• **Selected extract**:
— begin —
A tale of four travellers

My wife Kathy and I came across an obscure travel narrative that provides a new perspective on the time around the gold discovery that put Dawson City on the map. 

My wife Kathy and I came across an obscure travel narrative that provides a new perspective on the time around the gold discovery that put Dawson City on the map. Of course, Dawson didn’t even exist at the time the narrator visited the site.

“Sketches from Alaska” by Omer Maris was published in 1897 by the Chicago Record newspaper. No doubt the Record was taking advantage of the sudden appetite for Klondike information sparked by the mania of the gold rush. But it describes a trip that the author took into the Yukon basin in 1896, before the Klondike was discovered.

This little gem was hidden in plain sight. I checked the standard references for the gold rush; it wasn’t referred to by Berton in his book Klondike, nor by Wickersham or Ricks in their bibliographies. Parks Canada Bibliographies failed to mention it as well. Fortunately, a copy of this 60-page booklet can be found in the Yukon Archives.

Maris was one of two journalists hired by the Record to write about their journeys into this wilderness far away from Chicago; the other was William Douglas Johns.

Johns wrote articles that were published, I am told, in the Chicago Record, but his manuscript, a lengthy narrative of his travels into the Yukon, was never published. Fortunately, a copy of his manuscript is also held at the Yukon Archives. Johns’s manuscript is memorable because he was on the scene and described what happened when Eldorado Creek was named and staked.

His account surrounding the events of the discovery of Eldorado is copied almost verbatim in Tappan Adney’s book, The Klondike Stampede. Johns also staked a claim on this small but rich tributary of Bonanza Creek.

Maris makes reference to others traveling into the Yukon during the summer of 1896 who wrote about their experiences, most notably Josiah Spurr, a geologist working for the United States government, and English traveler Harry De Windt. Curiously, Maris didn’t make any mention of fellow journalist Johns.
— end —
• **Entries supplied**:
— begin —
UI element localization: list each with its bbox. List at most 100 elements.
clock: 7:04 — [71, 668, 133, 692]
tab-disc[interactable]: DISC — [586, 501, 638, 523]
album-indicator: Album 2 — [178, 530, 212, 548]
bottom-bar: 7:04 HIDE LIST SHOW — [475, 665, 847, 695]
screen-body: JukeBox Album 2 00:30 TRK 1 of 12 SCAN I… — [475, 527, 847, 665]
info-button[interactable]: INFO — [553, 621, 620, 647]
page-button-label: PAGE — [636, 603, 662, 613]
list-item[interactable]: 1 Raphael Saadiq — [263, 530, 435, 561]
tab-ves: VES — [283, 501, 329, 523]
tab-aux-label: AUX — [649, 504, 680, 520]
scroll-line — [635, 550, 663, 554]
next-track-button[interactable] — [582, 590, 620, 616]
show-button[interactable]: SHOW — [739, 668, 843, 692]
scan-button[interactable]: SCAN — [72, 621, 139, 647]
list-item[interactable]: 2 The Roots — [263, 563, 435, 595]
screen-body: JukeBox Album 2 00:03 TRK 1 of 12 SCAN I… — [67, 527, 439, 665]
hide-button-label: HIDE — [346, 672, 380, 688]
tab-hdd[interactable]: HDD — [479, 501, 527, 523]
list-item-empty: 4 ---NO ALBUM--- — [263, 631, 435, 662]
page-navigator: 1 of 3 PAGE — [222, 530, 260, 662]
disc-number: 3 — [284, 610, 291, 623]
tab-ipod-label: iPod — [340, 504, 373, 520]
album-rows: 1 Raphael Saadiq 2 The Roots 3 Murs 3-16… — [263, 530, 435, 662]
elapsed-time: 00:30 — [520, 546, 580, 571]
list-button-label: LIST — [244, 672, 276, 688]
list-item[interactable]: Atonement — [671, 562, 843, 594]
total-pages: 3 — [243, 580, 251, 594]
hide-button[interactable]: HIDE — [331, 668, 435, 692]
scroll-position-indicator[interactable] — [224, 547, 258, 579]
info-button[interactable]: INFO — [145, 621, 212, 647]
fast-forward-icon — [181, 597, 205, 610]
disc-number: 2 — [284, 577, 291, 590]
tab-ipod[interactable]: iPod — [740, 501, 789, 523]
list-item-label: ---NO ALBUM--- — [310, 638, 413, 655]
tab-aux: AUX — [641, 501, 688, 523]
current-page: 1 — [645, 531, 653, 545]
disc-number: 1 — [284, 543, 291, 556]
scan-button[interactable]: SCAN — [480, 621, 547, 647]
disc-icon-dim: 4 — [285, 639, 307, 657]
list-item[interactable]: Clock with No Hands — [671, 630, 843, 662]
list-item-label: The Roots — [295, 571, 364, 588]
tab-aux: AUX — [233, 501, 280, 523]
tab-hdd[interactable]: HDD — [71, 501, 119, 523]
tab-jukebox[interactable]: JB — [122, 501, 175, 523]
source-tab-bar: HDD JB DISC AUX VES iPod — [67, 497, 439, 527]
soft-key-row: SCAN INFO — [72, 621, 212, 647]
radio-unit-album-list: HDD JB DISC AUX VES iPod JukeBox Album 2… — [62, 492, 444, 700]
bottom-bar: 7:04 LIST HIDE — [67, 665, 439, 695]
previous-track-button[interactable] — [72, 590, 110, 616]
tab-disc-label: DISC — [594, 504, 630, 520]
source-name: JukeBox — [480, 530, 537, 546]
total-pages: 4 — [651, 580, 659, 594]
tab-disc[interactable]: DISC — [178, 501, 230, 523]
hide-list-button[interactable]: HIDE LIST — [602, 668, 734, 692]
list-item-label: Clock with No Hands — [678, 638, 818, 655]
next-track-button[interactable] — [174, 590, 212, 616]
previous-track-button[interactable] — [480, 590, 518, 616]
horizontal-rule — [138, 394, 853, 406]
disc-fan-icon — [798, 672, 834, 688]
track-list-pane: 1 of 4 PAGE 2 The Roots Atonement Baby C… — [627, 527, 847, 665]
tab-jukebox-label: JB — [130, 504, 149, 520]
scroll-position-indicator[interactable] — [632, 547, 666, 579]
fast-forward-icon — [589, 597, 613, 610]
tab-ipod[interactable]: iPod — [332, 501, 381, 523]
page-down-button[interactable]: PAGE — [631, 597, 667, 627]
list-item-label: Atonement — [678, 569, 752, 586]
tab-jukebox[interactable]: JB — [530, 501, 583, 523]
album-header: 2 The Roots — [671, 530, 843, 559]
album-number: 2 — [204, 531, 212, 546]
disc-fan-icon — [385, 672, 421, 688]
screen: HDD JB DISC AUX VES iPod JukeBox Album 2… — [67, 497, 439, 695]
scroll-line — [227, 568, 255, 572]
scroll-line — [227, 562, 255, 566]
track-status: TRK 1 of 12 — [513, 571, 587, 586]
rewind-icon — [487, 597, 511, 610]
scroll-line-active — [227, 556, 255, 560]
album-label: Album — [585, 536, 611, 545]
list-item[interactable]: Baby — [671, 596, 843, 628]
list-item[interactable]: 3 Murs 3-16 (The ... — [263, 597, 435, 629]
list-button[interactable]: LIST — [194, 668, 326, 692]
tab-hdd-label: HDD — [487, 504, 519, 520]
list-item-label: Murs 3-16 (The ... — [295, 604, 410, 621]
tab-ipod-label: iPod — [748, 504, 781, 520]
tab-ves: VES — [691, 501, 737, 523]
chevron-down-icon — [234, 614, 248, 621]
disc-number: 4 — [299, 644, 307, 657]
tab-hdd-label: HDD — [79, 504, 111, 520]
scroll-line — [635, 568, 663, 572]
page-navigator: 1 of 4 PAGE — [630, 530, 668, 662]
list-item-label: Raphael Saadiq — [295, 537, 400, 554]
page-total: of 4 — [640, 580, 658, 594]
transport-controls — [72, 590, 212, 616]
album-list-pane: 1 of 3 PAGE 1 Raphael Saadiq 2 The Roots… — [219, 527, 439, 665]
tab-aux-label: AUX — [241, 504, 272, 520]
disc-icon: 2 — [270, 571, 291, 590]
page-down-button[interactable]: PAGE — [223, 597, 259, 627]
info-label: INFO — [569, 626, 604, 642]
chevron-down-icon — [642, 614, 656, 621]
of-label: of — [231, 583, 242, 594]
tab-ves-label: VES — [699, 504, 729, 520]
— end —
• **Tasks to complete**:
- a) From the piece on the Klondike travel accounts, print the part that opens with the words containing "This little gem" and closes with "in the Yukon Archives.".
- b) Render the records from their start through the line containing "list-item[interactable]: Atonement —" as a Markdown table with the columns Row and Line. Number each line and leave out blank lines.

• **Full solutions**:
- a)
This little gem was hidden in plain sight. I checked the standard references for the gold rush; it wasn’t referred to by Berton in his book Klondike, nor by Wickersham or Ricks in their bibliographies. Parks Canada Bibliographies failed to mention it as well. Fortunately, a copy of this 60-page booklet can be found in the Yukon Archives.

- b)
| Row | Line |
|---|---|
| 1 | UI element localization: list each with its bbox. List at most 100 elements. |
| 2 | clock: 7:04 — [71, 668, 133, 692] |
| 3 | tab-disc[interactable]: DISC — [586, 501, 638, 523] |
| 4 | album-indicator: Album 2 — [178, 530, 212, 548] |
| 5 | bottom-bar: 7:04 HIDE LIST SHOW — [475, 665, 847, 695] |
| 6 | screen-body: JukeBox Album 2 00:30 TRK 1 of 12 SCAN I… — [475, 527, 847, 665] |
| 7 | info-button[interactable]: INFO — [553, 621, 620, 647] |
| 8 | page-button-label: PAGE — [636, 603, 662, 613] |
| 9 | list-item[interactable]: 1 Raphael Saadiq — [263, 530, 435, 561] |
| 10 | tab-ves: VES — [283, 501, 329, 523] |
| 11 | tab-aux-label: AUX — [649, 504, 680, 520] |
| 12 | scroll-line — [635, 550, 663, 554] |
| 13 | next-track-button[interactable] — [582, 590, 620, 616] |
| 14 | show-button[interactable]: SHOW — [739, 668, 843, 692] |
| 15 | scan-button[interactable]: SCAN — [72, 621, 139, 647] |
| 16 | list-item[interactable]: 2 The Roots — [263, 563, 435, 595] |
| 17 | screen-body: JukeBox Album 2 00:03 TRK 1 of 12 SCAN I… — [67, 527, 439, 665] |
| 18 | hide-button-label: HIDE — [346, 672, 380, 688] |
| 19 | tab-hdd[interactable]: HDD — [479, 501, 527, 523] |
| 20 | list-item-empty: 4 ---NO ALBUM--- — [263, 631, 435, 662] |
| 21 | page-navigator: 1 of 3 PAGE — [222, 530, 260, 662] |
| 22 | disc-number: 3 — [284, 610, 291, 623] |
| 23 | tab-ipod-label: iPod — [340, 504, 373, 520] |
| 24 | album-rows: 1 Raphael Saadiq 2 The Roots 3 Murs 3-16… — [263, 530, 435, 662] |
| 25 | elapsed-time: 00:30 — [520, 546, 580, 571] |
| 26 | list-button-label: LIST — [244, 672, 276, 688] |
| 27 | list-item[interactable]: Atonement — [671, 562, 843, 594] |